WORK INSTRUCTIONS:
Find the word "with" in the listing; pull out each line holding it.

DATA SUPPLIED:
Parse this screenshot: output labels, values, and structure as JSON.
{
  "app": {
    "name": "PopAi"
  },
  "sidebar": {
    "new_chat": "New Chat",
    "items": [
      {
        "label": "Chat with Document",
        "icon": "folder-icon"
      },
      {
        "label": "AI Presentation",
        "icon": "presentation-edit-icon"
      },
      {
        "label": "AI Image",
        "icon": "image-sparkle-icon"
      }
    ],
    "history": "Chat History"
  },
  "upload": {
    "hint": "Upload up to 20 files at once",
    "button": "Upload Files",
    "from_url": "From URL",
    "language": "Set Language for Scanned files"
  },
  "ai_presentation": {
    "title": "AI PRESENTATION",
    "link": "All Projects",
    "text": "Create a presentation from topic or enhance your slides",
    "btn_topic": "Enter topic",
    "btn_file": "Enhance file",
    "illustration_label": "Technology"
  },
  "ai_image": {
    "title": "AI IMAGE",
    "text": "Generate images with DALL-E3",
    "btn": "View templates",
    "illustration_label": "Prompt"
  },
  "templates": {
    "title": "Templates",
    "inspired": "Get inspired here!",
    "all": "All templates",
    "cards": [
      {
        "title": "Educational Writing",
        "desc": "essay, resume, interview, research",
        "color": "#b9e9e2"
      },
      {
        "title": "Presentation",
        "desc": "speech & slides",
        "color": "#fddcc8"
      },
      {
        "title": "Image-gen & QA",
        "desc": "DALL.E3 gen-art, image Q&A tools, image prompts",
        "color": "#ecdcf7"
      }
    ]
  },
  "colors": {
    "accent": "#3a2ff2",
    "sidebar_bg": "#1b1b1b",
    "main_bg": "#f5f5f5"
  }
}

REPLY TO THE TASK:
        "label": "Chat with Document",
    "text": "Generate images with DALL-E3",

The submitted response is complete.